**The task**
Check each line of the data for "type" and select those that have it.

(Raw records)
- - -
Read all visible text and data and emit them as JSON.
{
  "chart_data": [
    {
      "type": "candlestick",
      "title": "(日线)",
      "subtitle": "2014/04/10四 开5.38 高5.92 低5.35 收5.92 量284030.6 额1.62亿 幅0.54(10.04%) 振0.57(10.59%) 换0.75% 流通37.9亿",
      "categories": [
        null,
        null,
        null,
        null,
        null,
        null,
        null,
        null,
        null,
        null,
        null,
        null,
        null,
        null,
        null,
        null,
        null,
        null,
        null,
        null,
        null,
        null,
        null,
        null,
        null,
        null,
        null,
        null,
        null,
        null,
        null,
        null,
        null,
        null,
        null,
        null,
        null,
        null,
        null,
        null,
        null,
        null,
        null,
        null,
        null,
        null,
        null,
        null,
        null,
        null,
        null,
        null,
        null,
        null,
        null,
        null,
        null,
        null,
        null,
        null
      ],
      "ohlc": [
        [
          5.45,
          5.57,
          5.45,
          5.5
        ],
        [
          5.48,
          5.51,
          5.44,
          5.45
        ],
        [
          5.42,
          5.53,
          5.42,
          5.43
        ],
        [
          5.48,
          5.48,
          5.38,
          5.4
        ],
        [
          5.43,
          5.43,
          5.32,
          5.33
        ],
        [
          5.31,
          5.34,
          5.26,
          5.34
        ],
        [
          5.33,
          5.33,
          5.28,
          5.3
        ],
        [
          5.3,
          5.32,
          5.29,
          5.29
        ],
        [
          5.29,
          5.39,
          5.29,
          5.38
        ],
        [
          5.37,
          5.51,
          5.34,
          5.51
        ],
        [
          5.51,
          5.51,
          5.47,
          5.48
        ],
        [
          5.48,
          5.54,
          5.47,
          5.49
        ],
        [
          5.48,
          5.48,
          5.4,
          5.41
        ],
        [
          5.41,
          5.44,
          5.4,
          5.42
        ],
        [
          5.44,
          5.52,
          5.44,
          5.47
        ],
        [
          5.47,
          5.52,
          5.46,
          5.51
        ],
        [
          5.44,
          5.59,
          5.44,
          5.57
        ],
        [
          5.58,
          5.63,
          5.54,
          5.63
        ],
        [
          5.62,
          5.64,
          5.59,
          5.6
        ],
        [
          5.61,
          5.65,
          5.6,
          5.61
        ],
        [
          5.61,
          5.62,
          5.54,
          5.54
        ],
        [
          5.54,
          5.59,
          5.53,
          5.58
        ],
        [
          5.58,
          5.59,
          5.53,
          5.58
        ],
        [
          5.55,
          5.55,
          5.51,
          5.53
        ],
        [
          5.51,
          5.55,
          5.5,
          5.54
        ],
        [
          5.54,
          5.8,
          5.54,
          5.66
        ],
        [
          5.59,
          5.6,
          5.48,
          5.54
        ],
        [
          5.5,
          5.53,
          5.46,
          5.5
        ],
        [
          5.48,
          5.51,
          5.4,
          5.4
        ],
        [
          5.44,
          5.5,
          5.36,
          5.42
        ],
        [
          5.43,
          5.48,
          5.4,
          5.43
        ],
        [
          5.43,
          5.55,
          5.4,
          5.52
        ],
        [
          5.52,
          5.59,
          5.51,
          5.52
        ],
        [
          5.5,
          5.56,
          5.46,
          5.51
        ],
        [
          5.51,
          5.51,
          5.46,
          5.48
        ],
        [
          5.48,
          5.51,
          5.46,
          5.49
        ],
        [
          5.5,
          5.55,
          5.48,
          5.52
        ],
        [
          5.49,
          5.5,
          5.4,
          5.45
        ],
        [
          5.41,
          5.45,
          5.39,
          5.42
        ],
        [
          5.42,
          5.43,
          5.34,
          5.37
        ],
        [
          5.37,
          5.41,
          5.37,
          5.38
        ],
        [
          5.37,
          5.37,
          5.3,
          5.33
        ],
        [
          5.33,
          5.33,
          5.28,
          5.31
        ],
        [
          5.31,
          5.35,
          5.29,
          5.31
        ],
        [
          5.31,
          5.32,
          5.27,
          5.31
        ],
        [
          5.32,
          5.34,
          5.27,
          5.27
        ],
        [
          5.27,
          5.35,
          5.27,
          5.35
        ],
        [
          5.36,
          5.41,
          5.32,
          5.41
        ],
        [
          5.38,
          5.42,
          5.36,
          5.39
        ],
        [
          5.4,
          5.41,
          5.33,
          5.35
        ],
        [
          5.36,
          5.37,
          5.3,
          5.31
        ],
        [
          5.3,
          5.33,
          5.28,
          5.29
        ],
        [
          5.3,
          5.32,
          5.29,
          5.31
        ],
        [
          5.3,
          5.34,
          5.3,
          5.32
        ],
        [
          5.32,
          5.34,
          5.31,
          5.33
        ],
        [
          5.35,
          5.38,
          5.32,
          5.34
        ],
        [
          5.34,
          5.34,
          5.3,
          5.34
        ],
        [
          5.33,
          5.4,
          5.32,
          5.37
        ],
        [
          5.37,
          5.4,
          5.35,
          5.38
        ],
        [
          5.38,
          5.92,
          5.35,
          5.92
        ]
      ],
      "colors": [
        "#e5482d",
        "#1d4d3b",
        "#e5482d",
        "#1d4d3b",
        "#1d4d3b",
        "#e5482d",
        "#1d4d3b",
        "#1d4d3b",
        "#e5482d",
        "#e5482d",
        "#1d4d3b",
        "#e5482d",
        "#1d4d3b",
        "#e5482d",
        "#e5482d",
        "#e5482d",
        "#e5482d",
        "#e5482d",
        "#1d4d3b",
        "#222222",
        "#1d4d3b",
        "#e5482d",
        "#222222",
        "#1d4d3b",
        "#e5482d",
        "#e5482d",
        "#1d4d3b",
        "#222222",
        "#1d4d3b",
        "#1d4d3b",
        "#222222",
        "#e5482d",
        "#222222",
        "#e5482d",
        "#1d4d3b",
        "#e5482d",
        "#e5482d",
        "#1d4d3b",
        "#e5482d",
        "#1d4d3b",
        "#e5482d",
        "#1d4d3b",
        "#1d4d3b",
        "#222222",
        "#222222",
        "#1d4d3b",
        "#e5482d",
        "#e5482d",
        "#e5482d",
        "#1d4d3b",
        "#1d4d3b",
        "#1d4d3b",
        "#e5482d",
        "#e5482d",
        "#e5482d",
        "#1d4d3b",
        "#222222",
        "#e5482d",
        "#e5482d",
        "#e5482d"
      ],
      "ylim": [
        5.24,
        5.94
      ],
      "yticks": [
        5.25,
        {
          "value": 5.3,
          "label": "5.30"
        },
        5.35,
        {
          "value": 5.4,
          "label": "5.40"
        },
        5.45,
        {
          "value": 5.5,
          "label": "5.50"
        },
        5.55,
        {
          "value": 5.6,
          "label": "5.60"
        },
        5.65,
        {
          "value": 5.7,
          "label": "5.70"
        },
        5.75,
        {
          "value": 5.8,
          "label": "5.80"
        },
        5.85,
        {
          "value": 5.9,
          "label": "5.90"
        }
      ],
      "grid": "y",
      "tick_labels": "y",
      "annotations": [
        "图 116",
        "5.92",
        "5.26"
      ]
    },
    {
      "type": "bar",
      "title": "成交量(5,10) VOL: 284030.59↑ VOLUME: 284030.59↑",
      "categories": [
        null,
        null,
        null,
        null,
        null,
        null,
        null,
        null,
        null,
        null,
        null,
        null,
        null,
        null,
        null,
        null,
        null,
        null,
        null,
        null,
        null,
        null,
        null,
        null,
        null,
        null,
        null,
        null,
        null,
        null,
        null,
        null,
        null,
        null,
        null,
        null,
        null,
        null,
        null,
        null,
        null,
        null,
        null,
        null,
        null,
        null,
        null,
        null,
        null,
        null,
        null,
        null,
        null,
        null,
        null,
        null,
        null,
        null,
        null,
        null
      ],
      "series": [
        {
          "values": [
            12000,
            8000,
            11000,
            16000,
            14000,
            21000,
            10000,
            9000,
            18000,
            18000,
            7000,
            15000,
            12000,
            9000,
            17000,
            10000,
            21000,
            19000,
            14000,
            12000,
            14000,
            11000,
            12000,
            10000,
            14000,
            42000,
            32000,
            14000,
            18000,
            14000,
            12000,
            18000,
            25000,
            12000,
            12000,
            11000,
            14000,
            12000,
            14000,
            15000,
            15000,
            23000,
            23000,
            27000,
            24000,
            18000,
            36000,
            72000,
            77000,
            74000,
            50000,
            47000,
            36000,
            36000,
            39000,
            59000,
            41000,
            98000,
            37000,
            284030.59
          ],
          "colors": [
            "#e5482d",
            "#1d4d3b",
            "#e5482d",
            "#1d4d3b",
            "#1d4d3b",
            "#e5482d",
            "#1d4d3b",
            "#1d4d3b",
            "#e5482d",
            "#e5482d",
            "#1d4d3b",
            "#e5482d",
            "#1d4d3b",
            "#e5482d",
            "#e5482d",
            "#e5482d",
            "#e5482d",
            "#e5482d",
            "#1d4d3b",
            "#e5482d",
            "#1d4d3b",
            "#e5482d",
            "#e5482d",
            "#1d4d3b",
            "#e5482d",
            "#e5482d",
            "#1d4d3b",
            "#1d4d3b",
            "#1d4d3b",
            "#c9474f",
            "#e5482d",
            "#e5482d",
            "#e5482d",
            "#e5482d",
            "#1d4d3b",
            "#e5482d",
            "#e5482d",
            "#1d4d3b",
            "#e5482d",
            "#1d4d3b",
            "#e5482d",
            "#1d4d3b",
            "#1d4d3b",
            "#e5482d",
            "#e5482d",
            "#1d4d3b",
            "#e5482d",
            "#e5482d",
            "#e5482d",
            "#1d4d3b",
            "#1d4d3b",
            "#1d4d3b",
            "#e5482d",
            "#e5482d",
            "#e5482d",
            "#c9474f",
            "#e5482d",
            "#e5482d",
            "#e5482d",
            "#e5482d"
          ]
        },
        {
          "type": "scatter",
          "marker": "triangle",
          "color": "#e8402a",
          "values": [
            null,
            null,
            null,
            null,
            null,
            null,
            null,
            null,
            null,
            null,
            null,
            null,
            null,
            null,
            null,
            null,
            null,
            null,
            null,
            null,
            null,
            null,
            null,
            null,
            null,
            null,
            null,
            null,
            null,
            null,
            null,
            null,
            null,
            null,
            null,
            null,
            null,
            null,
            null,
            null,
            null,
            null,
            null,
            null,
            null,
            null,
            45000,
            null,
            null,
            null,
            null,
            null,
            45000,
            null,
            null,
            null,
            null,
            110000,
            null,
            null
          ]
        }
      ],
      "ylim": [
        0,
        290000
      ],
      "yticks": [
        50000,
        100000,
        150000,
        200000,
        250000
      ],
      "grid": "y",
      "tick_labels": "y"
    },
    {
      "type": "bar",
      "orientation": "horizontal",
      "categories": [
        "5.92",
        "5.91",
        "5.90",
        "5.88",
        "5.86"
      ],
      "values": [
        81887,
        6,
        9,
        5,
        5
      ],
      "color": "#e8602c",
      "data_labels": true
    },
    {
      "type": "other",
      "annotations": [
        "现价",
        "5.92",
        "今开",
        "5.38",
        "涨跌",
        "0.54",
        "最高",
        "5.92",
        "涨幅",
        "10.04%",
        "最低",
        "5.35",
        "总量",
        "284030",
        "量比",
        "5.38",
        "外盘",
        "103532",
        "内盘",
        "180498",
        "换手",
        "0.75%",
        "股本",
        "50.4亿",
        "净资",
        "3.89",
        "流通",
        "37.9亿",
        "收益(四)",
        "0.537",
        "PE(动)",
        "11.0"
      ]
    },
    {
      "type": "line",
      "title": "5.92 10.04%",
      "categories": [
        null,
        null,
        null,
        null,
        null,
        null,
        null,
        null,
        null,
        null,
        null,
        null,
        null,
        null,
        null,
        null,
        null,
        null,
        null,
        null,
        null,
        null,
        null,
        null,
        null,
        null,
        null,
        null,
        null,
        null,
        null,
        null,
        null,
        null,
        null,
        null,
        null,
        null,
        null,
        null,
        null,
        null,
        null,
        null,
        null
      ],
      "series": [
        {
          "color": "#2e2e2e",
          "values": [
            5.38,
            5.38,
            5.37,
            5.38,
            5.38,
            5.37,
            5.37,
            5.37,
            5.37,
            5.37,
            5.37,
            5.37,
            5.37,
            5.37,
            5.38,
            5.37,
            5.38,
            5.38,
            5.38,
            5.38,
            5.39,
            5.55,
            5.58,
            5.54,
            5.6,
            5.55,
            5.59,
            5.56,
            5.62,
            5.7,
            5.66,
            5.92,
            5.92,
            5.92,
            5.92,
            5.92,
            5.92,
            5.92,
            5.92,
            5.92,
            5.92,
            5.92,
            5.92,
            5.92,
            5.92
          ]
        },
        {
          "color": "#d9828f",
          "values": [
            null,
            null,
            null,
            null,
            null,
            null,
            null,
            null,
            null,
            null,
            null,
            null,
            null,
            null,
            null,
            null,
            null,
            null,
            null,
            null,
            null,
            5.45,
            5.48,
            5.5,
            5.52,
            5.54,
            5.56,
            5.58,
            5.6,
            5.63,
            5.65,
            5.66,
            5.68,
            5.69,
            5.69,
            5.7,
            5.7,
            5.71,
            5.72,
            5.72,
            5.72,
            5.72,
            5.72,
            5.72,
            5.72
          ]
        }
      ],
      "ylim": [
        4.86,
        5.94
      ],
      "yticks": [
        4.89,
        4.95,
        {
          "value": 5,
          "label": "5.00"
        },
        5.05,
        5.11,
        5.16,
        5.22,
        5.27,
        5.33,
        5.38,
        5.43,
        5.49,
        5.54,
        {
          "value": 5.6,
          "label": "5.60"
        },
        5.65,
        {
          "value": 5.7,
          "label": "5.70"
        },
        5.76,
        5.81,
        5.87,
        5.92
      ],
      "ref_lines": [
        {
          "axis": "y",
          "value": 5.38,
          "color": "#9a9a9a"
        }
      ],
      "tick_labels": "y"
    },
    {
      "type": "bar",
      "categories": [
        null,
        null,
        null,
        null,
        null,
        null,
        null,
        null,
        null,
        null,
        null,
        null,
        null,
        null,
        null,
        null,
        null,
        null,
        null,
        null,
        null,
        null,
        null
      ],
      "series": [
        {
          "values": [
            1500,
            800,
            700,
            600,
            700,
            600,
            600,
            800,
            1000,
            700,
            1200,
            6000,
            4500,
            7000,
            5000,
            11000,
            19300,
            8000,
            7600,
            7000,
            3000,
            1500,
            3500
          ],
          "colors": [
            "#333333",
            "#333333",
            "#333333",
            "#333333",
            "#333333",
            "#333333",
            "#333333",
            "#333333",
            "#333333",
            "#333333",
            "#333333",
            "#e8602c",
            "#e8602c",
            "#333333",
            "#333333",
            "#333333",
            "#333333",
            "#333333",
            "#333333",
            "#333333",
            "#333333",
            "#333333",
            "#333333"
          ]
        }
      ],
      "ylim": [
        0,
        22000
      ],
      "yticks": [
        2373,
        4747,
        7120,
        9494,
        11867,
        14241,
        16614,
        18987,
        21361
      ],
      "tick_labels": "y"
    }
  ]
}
- - -
**Complete response**
      "type": "candlestick",
      "type": "bar",
          "type": "scatter",
      "type": "bar",
      "type": "other",
      "type": "line",
      "type": "bar",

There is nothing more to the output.